■ Task description: Please write out the material that follows, exactly as it stands.

Data records:
┏━━

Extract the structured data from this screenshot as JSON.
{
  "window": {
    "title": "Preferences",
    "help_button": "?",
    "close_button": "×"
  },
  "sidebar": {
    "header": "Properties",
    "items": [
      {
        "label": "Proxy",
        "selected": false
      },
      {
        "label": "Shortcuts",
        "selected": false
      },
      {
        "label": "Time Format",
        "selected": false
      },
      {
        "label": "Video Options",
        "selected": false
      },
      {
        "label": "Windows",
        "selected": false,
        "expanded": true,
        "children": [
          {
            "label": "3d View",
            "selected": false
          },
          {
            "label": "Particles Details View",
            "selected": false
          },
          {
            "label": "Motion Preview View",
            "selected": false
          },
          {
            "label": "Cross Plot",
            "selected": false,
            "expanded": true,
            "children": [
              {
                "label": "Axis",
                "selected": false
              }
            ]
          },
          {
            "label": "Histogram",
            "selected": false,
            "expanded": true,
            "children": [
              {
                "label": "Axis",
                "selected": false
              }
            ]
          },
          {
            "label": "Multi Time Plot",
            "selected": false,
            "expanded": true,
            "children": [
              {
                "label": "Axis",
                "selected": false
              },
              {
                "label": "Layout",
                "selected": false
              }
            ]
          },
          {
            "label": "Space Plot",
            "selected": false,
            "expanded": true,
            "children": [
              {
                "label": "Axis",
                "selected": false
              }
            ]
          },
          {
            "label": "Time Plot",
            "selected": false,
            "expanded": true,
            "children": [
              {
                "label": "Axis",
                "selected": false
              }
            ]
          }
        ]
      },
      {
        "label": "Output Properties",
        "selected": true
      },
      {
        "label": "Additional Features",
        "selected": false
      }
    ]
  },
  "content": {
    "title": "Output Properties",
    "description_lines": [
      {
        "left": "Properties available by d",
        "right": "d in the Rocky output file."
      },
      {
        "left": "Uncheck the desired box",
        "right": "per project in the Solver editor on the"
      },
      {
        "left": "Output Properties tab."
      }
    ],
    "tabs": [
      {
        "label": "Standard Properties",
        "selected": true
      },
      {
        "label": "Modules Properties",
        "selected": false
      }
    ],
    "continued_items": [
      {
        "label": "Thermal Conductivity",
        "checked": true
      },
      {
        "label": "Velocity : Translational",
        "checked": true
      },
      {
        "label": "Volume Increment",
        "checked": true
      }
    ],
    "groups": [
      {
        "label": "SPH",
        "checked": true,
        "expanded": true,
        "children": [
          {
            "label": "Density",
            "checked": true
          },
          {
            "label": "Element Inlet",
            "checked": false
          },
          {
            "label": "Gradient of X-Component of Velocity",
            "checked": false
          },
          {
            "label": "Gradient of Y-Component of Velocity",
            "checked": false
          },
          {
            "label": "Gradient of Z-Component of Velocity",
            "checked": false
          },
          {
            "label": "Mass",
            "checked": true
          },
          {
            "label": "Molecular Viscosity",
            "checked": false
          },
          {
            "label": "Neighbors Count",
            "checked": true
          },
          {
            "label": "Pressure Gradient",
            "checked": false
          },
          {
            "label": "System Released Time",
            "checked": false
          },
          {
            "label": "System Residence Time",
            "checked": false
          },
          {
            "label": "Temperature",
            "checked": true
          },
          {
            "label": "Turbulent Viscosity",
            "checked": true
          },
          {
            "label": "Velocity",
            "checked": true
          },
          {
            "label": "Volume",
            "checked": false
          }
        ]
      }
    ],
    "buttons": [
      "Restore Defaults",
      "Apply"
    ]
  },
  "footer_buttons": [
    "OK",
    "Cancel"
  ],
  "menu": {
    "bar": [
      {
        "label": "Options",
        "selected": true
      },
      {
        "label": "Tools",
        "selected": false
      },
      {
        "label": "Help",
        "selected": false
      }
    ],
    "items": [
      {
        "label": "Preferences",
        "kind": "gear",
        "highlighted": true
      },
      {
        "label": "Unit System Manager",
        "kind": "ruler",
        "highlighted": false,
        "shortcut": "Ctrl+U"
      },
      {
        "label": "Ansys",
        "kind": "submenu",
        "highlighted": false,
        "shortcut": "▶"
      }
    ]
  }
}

┗━━

■ Exercise answer:
Extract the structured data from this screenshot as JSON.
{
  "window": {
    "title": "Preferences",
    "help_button": "?",
    "close_button": "×"
  },
  "sidebar": {
    "header": "Properties",
    "items": [
      {
        "label": "Proxy",
        "selected": false
      },
      {
        "label": "Shortcuts",
        "selected": false
      },
      {
        "label": "Time Format",
        "selected": false
      },
      {
        "label": "Video Options",
        "selected": false
      },
      {
        "label": "Windows",
        "selected": false,
        "expanded": true,
        "children": [
          {
            "label": "3d View",
            "selected": false
          },
          {
            "label": "Particles Details View",
            "selected": false
          },
          {
            "label": "Motion Preview View",
            "selected": false
          },
          {
            "label": "Cross Plot",
            "selected": false,
            "expanded": true,
            "children": [
              {
                "label": "Axis",
                "selected": false
              }
            ]
          },
          {
            "label": "Histogram",
            "selected": false,
            "expanded": true,
            "children": [
              {
                "label": "Axis",
                "selected": false
              }
            ]
          },
          {
            "label": "Multi Time Plot",
            "selected": false,
            "expanded": true,
            "children": [
              {
                "label": "Axis",
                "selected": false
              },
              {
                "label": "Layout",
                "selected": false
              }
            ]
          },
          {
            "label": "Space Plot",
            "selected": false,
            "expanded": true,
            "children": [
              {
                "label": "Axis",
                "selected": false
              }
            ]
          },
          {
            "label": "Time Plot",
            "selected": false,
            "expanded": true,
            "children": [
              {
                "label": "Axis",
                "selected": false
              }
            ]
          }
        ]
      },
      {
        "label": "Output Properties",
        "selected": true
      },
      {
        "label": "Additional Features",
        "selected": false
      }
    ]
  },
  "content": {
    "title": "Output Properties",
    "description_lines": [
      {
        "left": "Properties available by d",
        "right": "d in the Rocky output file."
      },
      {
        "left": "Uncheck the desired box",
        "right": "per project in the Solver editor on the"
      },
      {
        "left": "Output Properties tab."
      }
    ],
    "tabs": [
      {
        "label": "Standard Properties",
        "selected": true
      },
      {
        "label": "Modules Properties",
        "selected": false
      }
    ],
    "continued_items": [
      {
        "label": "Thermal Conductivity",
        "checked": true
      },
      {
        "label": "Velocity : Translational",
        "checked": true
      },
      {
        "label": "Volume Increment",
        "checked": true
      }
    ],
    "groups": [
      {
        "label": "SPH",
        "checked": true,
        "expanded": true,
        "children": [
          {
            "label": "Density",
            "checked": true
          },
          {
            "label": "Element Inlet",
            "checked": false
          },
          {
            "label": "Gradient of X-Component of Velocity",
            "checked": false
          },
          {
            "label": "Gradient of Y-Component of Velocity",
            "checked": false
          },
          {
            "label": "Gradient of Z-Component of Velocity",
            "checked": false
          },
          {
            "label": "Mass",
            "checked": true
          },
          {
            "label": "Molecular Viscosity",
            "checked": false
          },
          {
            "label": "Neighbors Count",
            "checked": true
          },
          {
            "label": "Pressure Gradient",
            "checked": false
          },
          {
            "label": "System Released Time",
            "checked": false
          },
          {
            "label": "System Residence Time",
            "checked": false
          },
          {
            "label": "Temperature",
            "checked": true
          },
          {
            "label": "Turbulent Viscosity",
            "checked": true
          },
          {
            "label": "Velocity",
            "checked": true
          },
          {
            "label": "Volume",
            "checked": false
          }
        ]
      }
    ],
    "buttons": [
      "Restore Defaults",
      "Apply"
    ]
  },
  "footer_buttons": [
    "OK",
    "Cancel"
  ],
  "menu": {
    "bar": [
      {
        "label": "Options",
        "selected": true
      },
      {
        "label": "Tools",
        "selected": false
      },
      {
        "label": "Help",
        "selected": false
      }
    ],
    "items": [
      {
        "label": "Preferences",
        "kind": "gear",
        "highlighted": true
      },
      {
        "label": "Unit System Manager",
        "kind": "ruler",
        "highlighted": false,
        "shortcut": "Ctrl+U"
      },
      {
        "label": "Ansys",
        "kind": "submenu",
        "highlighted": false,
        "shortcut": "▶"
      }
    ]
  }
}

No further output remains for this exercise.